EXERCISE AIM: Find each line holding "Major" and copy it out.

Figure dataset records:
────────────────────
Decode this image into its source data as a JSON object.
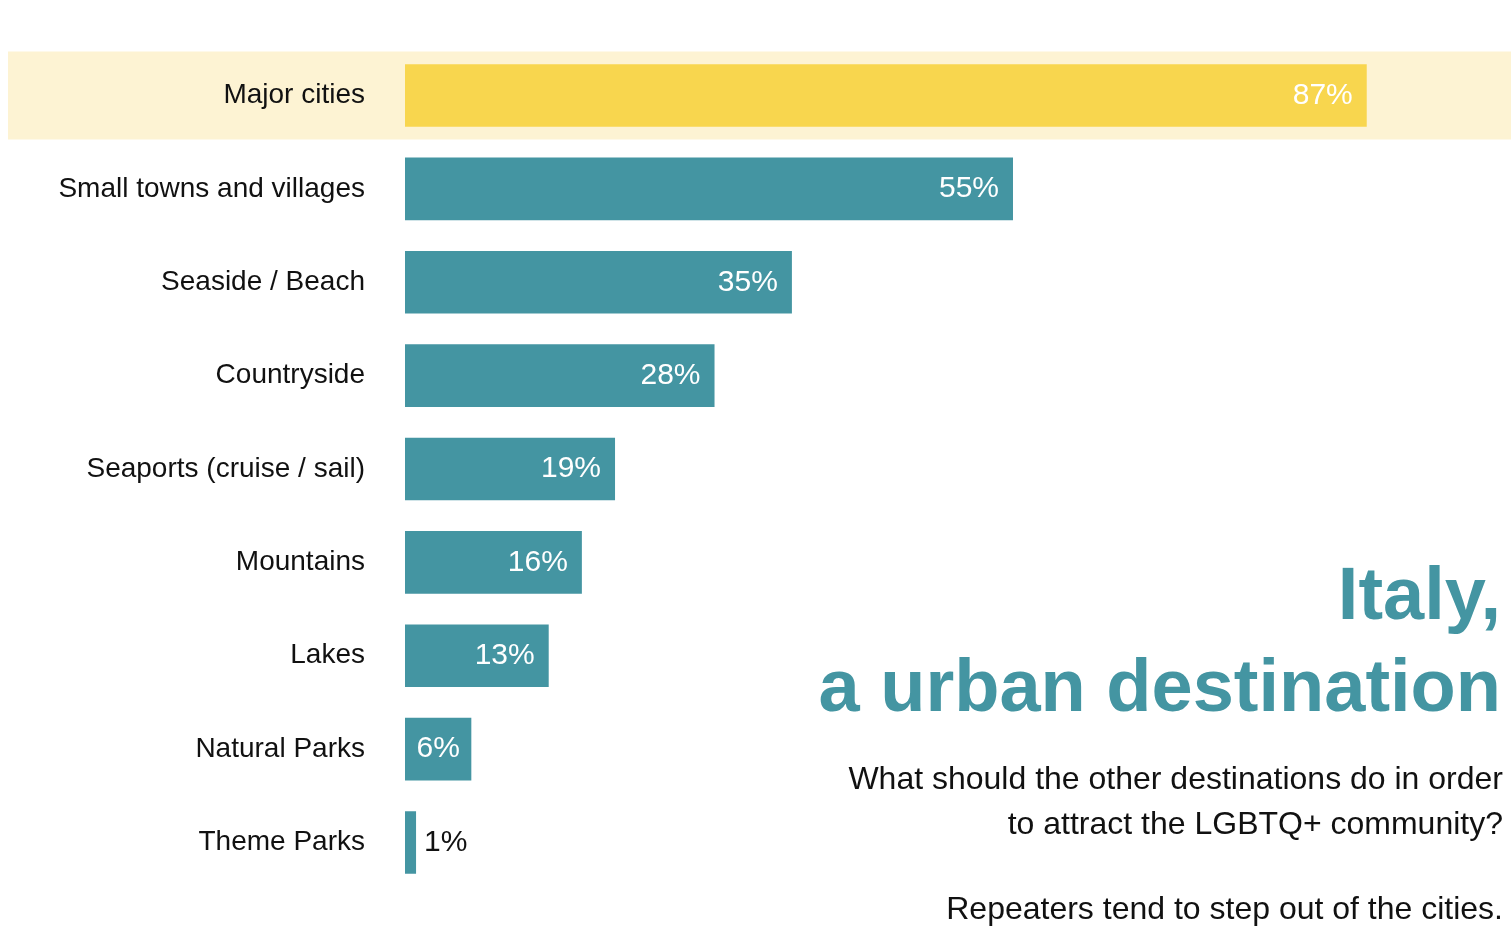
{
  "chart_data": {
    "type": "bar",
    "orientation": "horizontal",
    "title": "Italy,\na urban destination",
    "subtitle": "What should the other destinations do in order to attract the LGBTQ+ community?",
    "annotations": [
      "Repeaters tend to step out of the cities."
    ],
    "categories": [
      "Major cities",
      "Small towns and villages",
      "Seaside / Beach",
      "Countryside",
      "Seaports (cruise / sail)",
      "Mountains",
      "Lakes",
      "Natural Parks",
      "Theme Parks"
    ],
    "values": [
      87,
      55,
      35,
      28,
      19,
      16,
      13,
      6,
      1
    ],
    "colors": [
      "#f8d64e",
      "#4495a2",
      "#4495a2",
      "#4495a2",
      "#4495a2",
      "#4495a2",
      "#4495a2",
      "#4495a2",
      "#4495a2"
    ],
    "bands": [
      {
        "axis": "y",
        "from": "Major cities",
        "to": "Major cities",
        "color": "#fdf3d3"
      }
    ],
    "value_labels": [
      "87%",
      "55%",
      "35%",
      "28%",
      "19%",
      "16%",
      "13%",
      "6%",
      "1%"
    ],
    "legend": false
  }
}
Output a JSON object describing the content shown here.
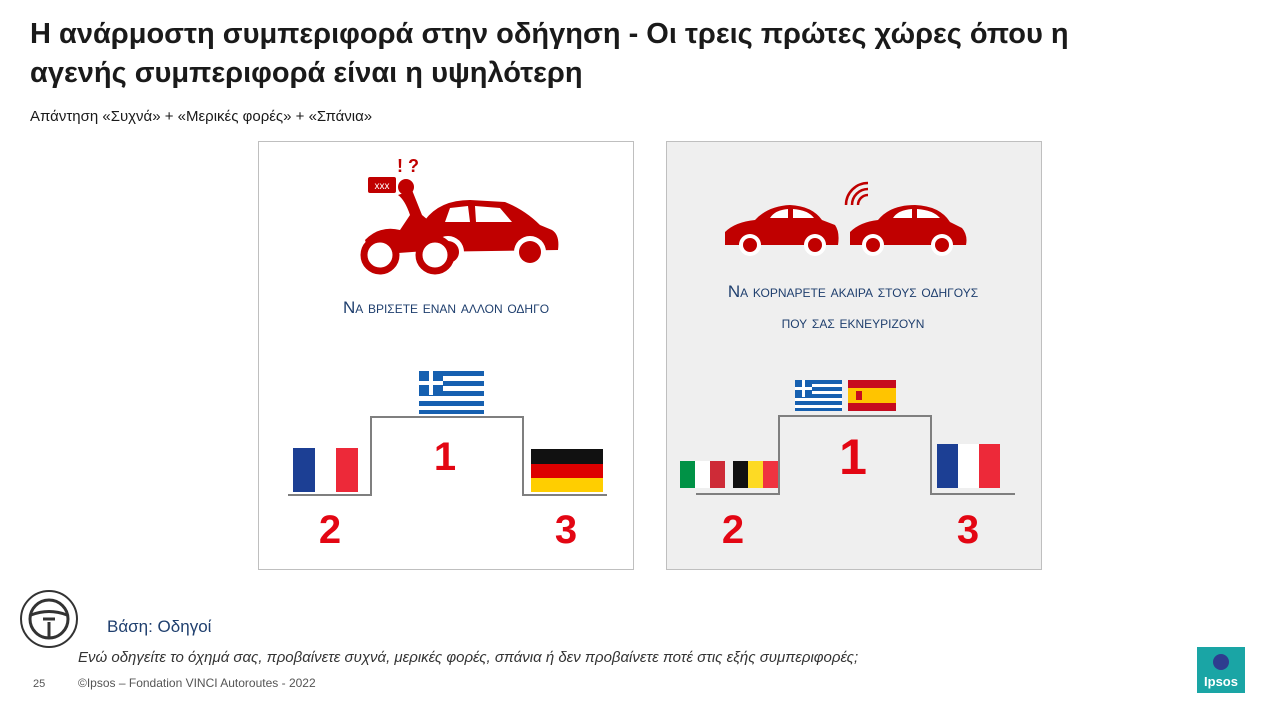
{
  "header": {
    "title_lines": [
      "Η ανάρμοστη συμπεριφορά στην οδήγηση - Οι τρεις πρώτες χώρες όπου η",
      "αγενής συμπεριφορά είναι η υψηλότερη"
    ],
    "subtitle": "Απάντηση «Συχνά» + «Μερικές φορές» + «Σπάνια»"
  },
  "panels": [
    {
      "label_lines": [
        "Να βρίσετε έναν άλλον οδηγό"
      ],
      "ranks": [
        "1",
        "2",
        "3"
      ]
    },
    {
      "label_lines": [
        "Να κορνάρετε άκαιρα στους οδηγούς",
        "που σας εκνευρίζουν"
      ],
      "ranks": [
        "1",
        "2",
        "3"
      ]
    }
  ],
  "footer": {
    "base": "Βάση: Οδηγοί",
    "question": "Ενώ οδηγείτε το όχημά σας, προβαίνετε συχνά, μερικές φορές, σπάνια ή δεν προβαίνετε ποτέ στις εξής συμπεριφορές;",
    "page": "25",
    "copyright": "©Ipsos – Fondation VINCI Autoroutes - 2022",
    "logo": "Ipsos"
  }
}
────────────────────
PROBLEM SOLUTION:
      "Major cities",
        "from": "Major cities",
        "to": "Major cities",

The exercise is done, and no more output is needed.